• [Your task]:
Going through the material below, please gather all lines with the word "infrastructure" in them.

• [Given information]:
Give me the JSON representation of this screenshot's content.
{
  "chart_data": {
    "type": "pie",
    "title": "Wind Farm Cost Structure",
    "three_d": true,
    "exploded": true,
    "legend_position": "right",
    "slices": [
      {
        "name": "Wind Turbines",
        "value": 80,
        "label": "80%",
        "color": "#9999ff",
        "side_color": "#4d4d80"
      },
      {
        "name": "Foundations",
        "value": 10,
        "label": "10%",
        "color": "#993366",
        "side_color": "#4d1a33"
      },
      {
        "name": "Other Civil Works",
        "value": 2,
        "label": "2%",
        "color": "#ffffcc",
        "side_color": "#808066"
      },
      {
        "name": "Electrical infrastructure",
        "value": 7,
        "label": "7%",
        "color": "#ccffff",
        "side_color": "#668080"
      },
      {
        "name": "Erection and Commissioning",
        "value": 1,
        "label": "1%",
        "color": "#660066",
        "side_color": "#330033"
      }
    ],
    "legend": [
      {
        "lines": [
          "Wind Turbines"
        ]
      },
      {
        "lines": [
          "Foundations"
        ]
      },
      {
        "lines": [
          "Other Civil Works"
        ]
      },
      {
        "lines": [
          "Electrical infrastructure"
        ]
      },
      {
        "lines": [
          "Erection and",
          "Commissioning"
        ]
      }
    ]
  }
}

• [Task response]:
        "name": "Electrical infrastructure",
          "Electrical infrastructure"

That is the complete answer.